• **WHAT THE EXERCISE ASKS**: Please give the listing again in its entirety, exactly as written.
======
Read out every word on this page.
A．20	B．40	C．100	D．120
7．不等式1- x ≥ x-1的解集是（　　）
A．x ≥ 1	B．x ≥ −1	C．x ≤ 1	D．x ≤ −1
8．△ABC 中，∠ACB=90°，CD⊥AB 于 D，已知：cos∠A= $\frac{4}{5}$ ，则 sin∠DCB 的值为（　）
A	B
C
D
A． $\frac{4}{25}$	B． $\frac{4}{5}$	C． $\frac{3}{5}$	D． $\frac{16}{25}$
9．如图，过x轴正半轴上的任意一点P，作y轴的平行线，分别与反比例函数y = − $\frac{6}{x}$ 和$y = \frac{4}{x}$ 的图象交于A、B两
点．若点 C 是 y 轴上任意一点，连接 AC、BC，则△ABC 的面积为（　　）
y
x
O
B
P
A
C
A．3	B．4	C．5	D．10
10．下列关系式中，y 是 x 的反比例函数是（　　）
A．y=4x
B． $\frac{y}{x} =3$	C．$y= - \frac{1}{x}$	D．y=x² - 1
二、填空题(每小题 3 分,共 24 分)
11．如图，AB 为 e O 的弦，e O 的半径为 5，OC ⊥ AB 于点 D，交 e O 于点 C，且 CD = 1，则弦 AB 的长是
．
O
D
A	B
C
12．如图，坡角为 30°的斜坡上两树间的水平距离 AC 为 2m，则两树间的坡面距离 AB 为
======
• **CORRECT RESULT**:
Read out every word on this page.
A．20	B．40	C．100	D．120
7．不等式1- x ≥ x-1的解集是（　　）
A．x ≥ 1	B．x ≥ −1	C．x ≤ 1	D．x ≤ −1
8．△ABC 中，∠ACB=90°，CD⊥AB 于 D，已知：cos∠A= $\frac{4}{5}$ ，则 sin∠DCB 的值为（　）
A	B
C
D
A． $\frac{4}{25}$	B． $\frac{4}{5}$	C． $\frac{3}{5}$	D． $\frac{16}{25}$
9．如图，过x轴正半轴上的任意一点P，作y轴的平行线，分别与反比例函数y = − $\frac{6}{x}$ 和$y = \frac{4}{x}$ 的图象交于A、B两
点．若点 C 是 y 轴上任意一点，连接 AC、BC，则△ABC 的面积为（　　）
y
x
O
B
P
A
C
A．3	B．4	C．5	D．10
10．下列关系式中，y 是 x 的反比例函数是（　　）
A．y=4x
B． $\frac{y}{x} =3$	C．$y= - \frac{1}{x}$	D．y=x² - 1
二、填空题(每小题 3 分,共 24 分)
11．如图，AB 为 e O 的弦，e O 的半径为 5，OC ⊥ AB 于点 D，交 e O 于点 C，且 CD = 1，则弦 AB 的长是
．
O
D
A	B
C
12．如图，坡角为 30°的斜坡上两树间的水平距离 AC 为 2m，则两树间的坡面距离 AB 为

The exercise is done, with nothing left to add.